[To do]
Transcribe each line exactly.

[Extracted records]

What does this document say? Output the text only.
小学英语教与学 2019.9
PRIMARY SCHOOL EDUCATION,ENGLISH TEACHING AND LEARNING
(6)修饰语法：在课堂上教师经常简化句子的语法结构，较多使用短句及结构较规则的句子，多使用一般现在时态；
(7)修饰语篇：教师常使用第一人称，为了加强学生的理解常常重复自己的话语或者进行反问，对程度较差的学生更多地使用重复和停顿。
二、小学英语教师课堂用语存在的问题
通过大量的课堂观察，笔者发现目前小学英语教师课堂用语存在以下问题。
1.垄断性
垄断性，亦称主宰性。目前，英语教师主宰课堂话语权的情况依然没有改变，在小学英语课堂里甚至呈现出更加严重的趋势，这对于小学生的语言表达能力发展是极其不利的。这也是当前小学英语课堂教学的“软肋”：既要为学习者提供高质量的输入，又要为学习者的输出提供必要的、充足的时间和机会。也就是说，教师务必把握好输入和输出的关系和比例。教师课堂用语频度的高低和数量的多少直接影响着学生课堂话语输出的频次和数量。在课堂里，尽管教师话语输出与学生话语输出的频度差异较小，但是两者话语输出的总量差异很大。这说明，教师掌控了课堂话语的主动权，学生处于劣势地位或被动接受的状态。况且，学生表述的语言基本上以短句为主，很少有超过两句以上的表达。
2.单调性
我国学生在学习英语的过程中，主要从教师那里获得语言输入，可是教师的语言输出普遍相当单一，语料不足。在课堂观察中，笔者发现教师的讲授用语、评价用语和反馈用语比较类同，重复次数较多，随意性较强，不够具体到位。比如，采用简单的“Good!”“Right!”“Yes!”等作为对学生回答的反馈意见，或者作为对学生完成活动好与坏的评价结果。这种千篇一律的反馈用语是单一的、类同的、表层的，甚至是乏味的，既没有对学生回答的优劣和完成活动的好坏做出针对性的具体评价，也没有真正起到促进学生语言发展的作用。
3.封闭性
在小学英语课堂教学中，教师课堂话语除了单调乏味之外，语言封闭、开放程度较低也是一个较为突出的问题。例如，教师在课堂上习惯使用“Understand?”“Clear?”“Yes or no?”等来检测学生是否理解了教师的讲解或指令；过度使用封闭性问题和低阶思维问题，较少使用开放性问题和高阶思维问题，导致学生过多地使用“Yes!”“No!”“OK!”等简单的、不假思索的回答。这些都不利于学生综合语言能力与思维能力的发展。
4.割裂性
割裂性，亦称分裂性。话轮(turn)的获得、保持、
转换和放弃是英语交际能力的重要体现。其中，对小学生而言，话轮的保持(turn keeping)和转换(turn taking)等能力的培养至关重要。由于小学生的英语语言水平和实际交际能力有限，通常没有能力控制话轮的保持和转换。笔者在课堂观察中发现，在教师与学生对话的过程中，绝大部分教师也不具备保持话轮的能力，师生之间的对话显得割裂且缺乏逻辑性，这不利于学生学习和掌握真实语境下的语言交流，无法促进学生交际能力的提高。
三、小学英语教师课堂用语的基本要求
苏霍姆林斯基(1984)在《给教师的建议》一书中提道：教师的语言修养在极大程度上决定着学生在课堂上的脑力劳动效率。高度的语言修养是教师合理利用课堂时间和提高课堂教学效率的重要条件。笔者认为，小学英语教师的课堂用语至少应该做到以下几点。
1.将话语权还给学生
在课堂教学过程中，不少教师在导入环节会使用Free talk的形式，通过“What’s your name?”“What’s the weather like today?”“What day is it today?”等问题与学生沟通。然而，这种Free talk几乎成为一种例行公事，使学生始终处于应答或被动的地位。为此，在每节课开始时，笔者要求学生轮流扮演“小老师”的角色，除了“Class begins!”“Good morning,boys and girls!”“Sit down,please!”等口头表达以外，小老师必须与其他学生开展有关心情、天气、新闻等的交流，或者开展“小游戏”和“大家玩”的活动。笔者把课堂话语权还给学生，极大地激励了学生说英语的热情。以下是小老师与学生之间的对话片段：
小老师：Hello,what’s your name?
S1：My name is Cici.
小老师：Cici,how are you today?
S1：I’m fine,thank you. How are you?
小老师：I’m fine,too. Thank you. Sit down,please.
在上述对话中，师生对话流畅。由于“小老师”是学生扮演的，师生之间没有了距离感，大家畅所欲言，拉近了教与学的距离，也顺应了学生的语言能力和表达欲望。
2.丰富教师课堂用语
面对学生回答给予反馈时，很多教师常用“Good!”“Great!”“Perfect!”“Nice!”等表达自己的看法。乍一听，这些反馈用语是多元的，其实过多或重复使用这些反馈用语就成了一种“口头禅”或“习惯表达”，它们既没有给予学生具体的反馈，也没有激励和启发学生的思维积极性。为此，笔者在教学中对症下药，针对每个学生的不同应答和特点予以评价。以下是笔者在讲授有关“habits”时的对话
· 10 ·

[Result below]
What does this document say? Output the text only.
小学英语教与学 2019.9
PRIMARY SCHOOL EDUCATION,ENGLISH TEACHING AND LEARNING
(6)修饰语法：在课堂上教师经常简化句子的语法结构，较多使用短句及结构较规则的句子，多使用一般现在时态；
(7)修饰语篇：教师常使用第一人称，为了加强学生的理解常常重复自己的话语或者进行反问，对程度较差的学生更多地使用重复和停顿。
二、小学英语教师课堂用语存在的问题
通过大量的课堂观察，笔者发现目前小学英语教师课堂用语存在以下问题。
1.垄断性
垄断性，亦称主宰性。目前，英语教师主宰课堂话语权的情况依然没有改变，在小学英语课堂里甚至呈现出更加严重的趋势，这对于小学生的语言表达能力发展是极其不利的。这也是当前小学英语课堂教学的“软肋”：既要为学习者提供高质量的输入，又要为学习者的输出提供必要的、充足的时间和机会。也就是说，教师务必把握好输入和输出的关系和比例。教师课堂用语频度的高低和数量的多少直接影响着学生课堂话语输出的频次和数量。在课堂里，尽管教师话语输出与学生话语输出的频度差异较小，但是两者话语输出的总量差异很大。这说明，教师掌控了课堂话语的主动权，学生处于劣势地位或被动接受的状态。况且，学生表述的语言基本上以短句为主，很少有超过两句以上的表达。
2.单调性
我国学生在学习英语的过程中，主要从教师那里获得语言输入，可是教师的语言输出普遍相当单一，语料不足。在课堂观察中，笔者发现教师的讲授用语、评价用语和反馈用语比较类同，重复次数较多，随意性较强，不够具体到位。比如，采用简单的“Good!”“Right!”“Yes!”等作为对学生回答的反馈意见，或者作为对学生完成活动好与坏的评价结果。这种千篇一律的反馈用语是单一的、类同的、表层的，甚至是乏味的，既没有对学生回答的优劣和完成活动的好坏做出针对性的具体评价，也没有真正起到促进学生语言发展的作用。
3.封闭性
在小学英语课堂教学中，教师课堂话语除了单调乏味之外，语言封闭、开放程度较低也是一个较为突出的问题。例如，教师在课堂上习惯使用“Understand?”“Clear?”“Yes or no?”等来检测学生是否理解了教师的讲解或指令；过度使用封闭性问题和低阶思维问题，较少使用开放性问题和高阶思维问题，导致学生过多地使用“Yes!”“No!”“OK!”等简单的、不假思索的回答。这些都不利于学生综合语言能力与思维能力的发展。
4.割裂性
割裂性，亦称分裂性。话轮(turn)的获得、保持、
转换和放弃是英语交际能力的重要体现。其中，对小学生而言，话轮的保持(turn keeping)和转换(turn taking)等能力的培养至关重要。由于小学生的英语语言水平和实际交际能力有限，通常没有能力控制话轮的保持和转换。笔者在课堂观察中发现，在教师与学生对话的过程中，绝大部分教师也不具备保持话轮的能力，师生之间的对话显得割裂且缺乏逻辑性，这不利于学生学习和掌握真实语境下的语言交流，无法促进学生交际能力的提高。
三、小学英语教师课堂用语的基本要求
苏霍姆林斯基(1984)在《给教师的建议》一书中提道：教师的语言修养在极大程度上决定着学生在课堂上的脑力劳动效率。高度的语言修养是教师合理利用课堂时间和提高课堂教学效率的重要条件。笔者认为，小学英语教师的课堂用语至少应该做到以下几点。
1.将话语权还给学生
在课堂教学过程中，不少教师在导入环节会使用Free talk的形式，通过“What’s your name?”“What’s the weather like today?”“What day is it today?”等问题与学生沟通。然而，这种Free talk几乎成为一种例行公事，使学生始终处于应答或被动的地位。为此，在每节课开始时，笔者要求学生轮流扮演“小老师”的角色，除了“Class begins!”“Good morning,boys and girls!”“Sit down,please!”等口头表达以外，小老师必须与其他学生开展有关心情、天气、新闻等的交流，或者开展“小游戏”和“大家玩”的活动。笔者把课堂话语权还给学生，极大地激励了学生说英语的热情。以下是小老师与学生之间的对话片段：
小老师：Hello,what’s your name?
S1：My name is Cici.
小老师：Cici,how are you today?
S1：I’m fine,thank you. How are you?
小老师：I’m fine,too. Thank you. Sit down,please.
在上述对话中，师生对话流畅。由于“小老师”是学生扮演的，师生之间没有了距离感，大家畅所欲言，拉近了教与学的距离，也顺应了学生的语言能力和表达欲望。
2.丰富教师课堂用语
面对学生回答给予反馈时，很多教师常用“Good!”“Great!”“Perfect!”“Nice!”等表达自己的看法。乍一听，这些反馈用语是多元的，其实过多或重复使用这些反馈用语就成了一种“口头禅”或“习惯表达”，它们既没有给予学生具体的反馈，也没有激励和启发学生的思维积极性。为此，笔者在教学中对症下药，针对每个学生的不同应答和特点予以评价。以下是笔者在讲授有关“habits”时的对话
· 10 ·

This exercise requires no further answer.